### Text section:
Using the Cloud Storage browser there is a Upload button, I loaded up Two csv files One 2,000,000 records.. Just to see… Next issue how to read it in and use it in pandas…
After much messing around! It seems that doing this allowed me to get data from my csv into a Pandas DataFrame..
sample_bucket_object = sample_bucket_path + '/icd_to_ccs.csv' ****In a separate cell %%storage read --object $sample_bucket_object --variable text *** and again in a separate cell (the big deal here is that you need to use the BytesIO module to read the buffer) df_icd_to_css = pd.read_csv(BytesIO(text))
Because I was reading at least one very large file I decided to get rid of the “extra” copy (not real sure how much this helps..) import gc
# Remove text variable del text # Force gc collection - this not actually necessary, but may be useful. gc.collect() So then you have all the normal Pandas stuff going: df_icd_to_css.head(2)
I wanted to use pandas-profiling but could not get it to install (apparently since it was self designated as alpha) so I had to use !pip install --pre pandas-profiling
It fails and crashes the kernel I’m assuming due to the 2,000,000 records,, I have seen in passing that I can start the notebook in a larger VM so I think that is a next step..
Another useful note on data read writing is here: On StackOverflow
Note that all my efforts were to just get simple flat csv files into the system and into Pandas DataFrames another thing to explore particularly for the big data sets is using Big Query which looks quite straightforward but since my end goal is building Machine Learning models with Scikit Learn, which generally requires having all data in Memory, I have not yet explored Big Query. I’m more interested in getting bigger VM’s for the time being… But I expect to need to explore out of core solutions as well..

### Excerpted records:
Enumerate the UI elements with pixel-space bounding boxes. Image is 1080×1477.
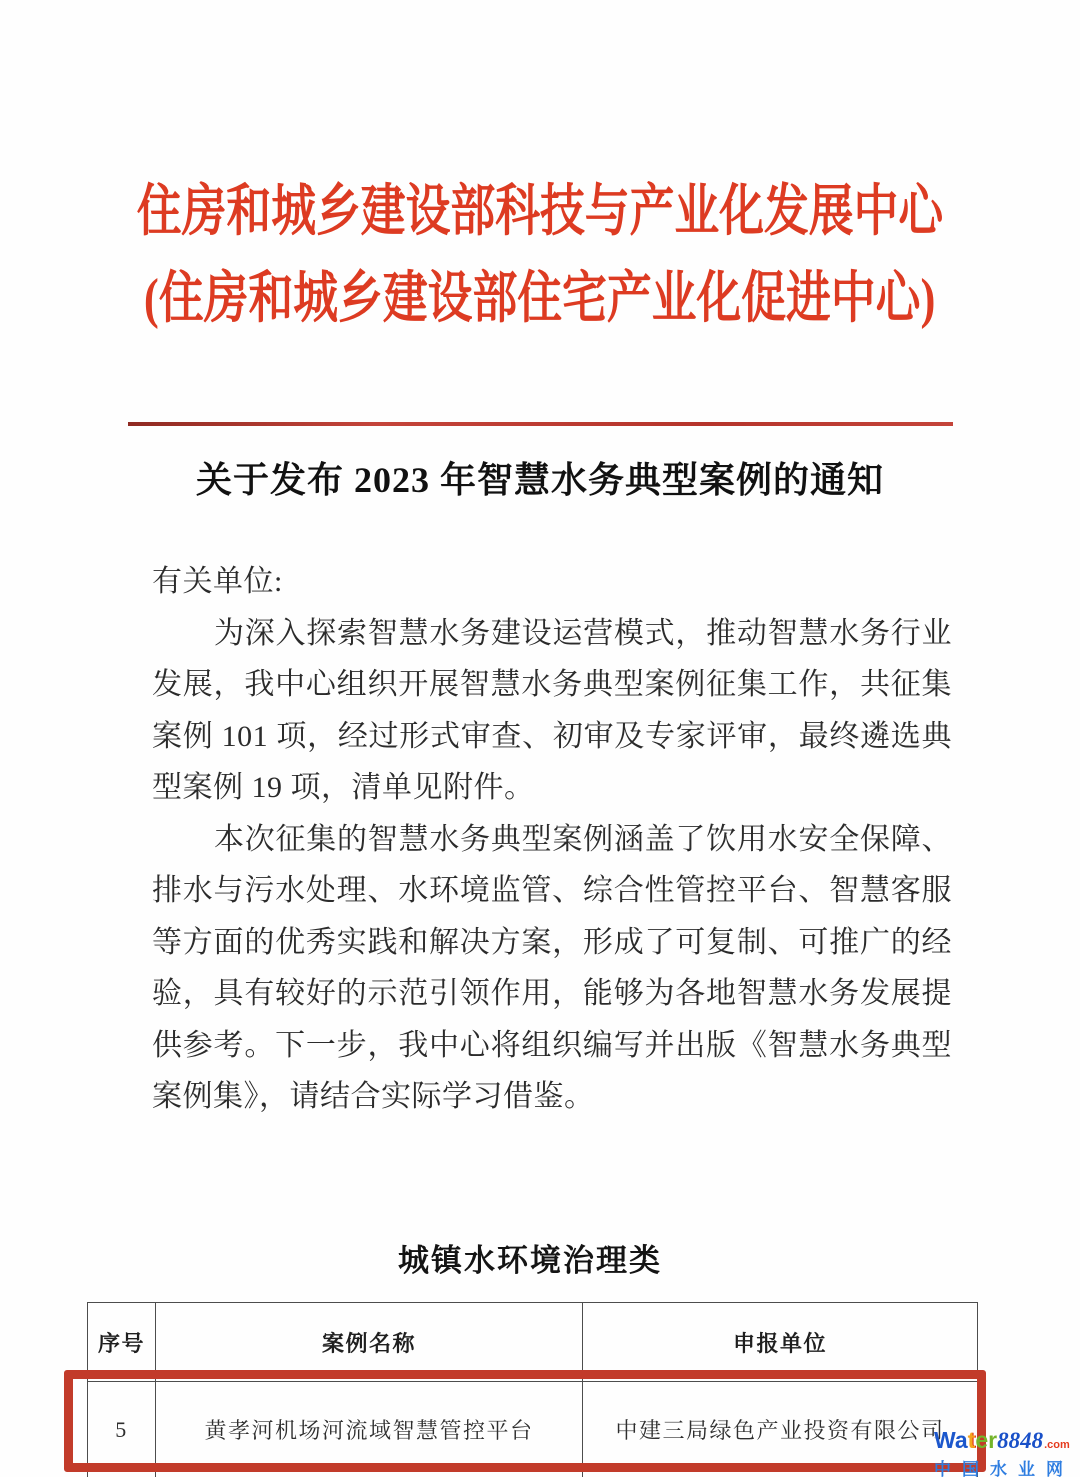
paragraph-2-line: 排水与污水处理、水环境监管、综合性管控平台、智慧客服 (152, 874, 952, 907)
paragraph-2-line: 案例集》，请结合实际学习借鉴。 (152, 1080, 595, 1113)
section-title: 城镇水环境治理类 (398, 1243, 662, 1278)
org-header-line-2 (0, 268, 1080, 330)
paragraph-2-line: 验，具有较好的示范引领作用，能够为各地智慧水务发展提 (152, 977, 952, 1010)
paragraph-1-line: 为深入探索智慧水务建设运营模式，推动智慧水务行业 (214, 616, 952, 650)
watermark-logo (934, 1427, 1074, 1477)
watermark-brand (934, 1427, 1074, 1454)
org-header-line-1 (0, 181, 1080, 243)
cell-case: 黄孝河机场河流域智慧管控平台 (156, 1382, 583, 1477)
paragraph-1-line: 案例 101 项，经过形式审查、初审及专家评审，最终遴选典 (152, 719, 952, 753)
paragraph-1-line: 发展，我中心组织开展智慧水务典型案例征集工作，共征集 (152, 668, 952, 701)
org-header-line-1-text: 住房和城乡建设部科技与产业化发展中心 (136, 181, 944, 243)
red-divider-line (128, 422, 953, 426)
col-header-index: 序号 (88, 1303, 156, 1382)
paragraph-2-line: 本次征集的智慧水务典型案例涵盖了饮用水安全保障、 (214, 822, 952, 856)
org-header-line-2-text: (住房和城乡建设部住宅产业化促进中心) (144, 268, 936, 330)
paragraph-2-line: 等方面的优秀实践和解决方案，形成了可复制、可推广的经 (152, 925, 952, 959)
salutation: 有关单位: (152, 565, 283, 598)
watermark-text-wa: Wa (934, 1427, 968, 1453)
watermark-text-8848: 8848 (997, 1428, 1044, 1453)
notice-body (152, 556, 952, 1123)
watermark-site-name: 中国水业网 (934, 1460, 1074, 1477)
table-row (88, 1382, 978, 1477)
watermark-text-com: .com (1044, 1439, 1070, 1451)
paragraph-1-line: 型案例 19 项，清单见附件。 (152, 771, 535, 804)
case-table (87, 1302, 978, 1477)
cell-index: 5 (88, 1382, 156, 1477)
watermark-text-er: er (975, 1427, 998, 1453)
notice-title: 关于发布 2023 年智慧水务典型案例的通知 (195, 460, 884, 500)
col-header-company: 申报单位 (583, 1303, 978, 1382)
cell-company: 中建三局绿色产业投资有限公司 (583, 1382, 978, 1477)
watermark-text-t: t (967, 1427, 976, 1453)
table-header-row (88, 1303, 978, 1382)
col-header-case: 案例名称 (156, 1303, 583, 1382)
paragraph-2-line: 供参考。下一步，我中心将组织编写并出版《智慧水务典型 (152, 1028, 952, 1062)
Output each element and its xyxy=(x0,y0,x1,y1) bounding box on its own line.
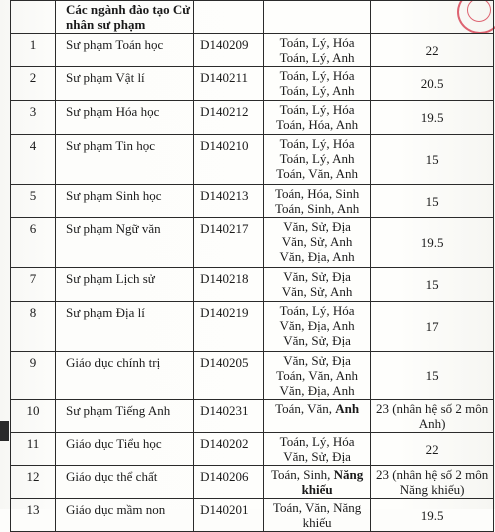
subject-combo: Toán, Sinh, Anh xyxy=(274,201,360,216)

### Exercise:
Set down the entire post above about loading CSV files into Pandas, word for word.

### Expected answer:
Using the Cloud Storage browser there is a Upload button, I loaded up Two csv files One 2,000,000 records.. Just to see… Next issue how to read it in and use it in pandas…
After much messing around! It seems that doing this allowed me to get data from my csv into a Pandas DataFrame..
sample_bucket_object = sample_bucket_path + '/icd_to_ccs.csv' ****In a separate cell %%storage read --object $sample_bucket_object --variable text *** and again in a separate cell (the big deal here is that you need to use the BytesIO module to read the buffer) df_icd_to_css = pd.read_csv(BytesIO(text))
Because I was reading at least one very large file I decided to get rid of the “extra” copy (not real sure how much this helps..) import gc
# Remove text variable del text # Force gc collection - this not actually necessary, but may be useful. gc.collect() So then you have all the normal Pandas stuff going: df_icd_to_css.head(2)
I wanted to use pandas-profiling but could not get it to install (apparently since it was self designated as alpha) so I had to use !pip install --pre pandas-profiling
It fails and crashes the kernel I’m assuming due to the 2,000,000 records,, I have seen in passing that I can start the notebook in a larger VM so I think that is a next step..
Another useful note on data read writing is here: On StackOverflow
Note that all my efforts were to just get simple flat csv files into the system and into Pandas DataFrames another thing to explore particularly for the big data sets is using Big Query which looks quite straightforward but since my end goal is building Machine Learning models with Scikit Learn, which generally requires having all data in Memory, I have not yet explored Big Query. I’m more interested in getting bigger VM’s for the time being… But I expect to need to explore out of core solutions as well..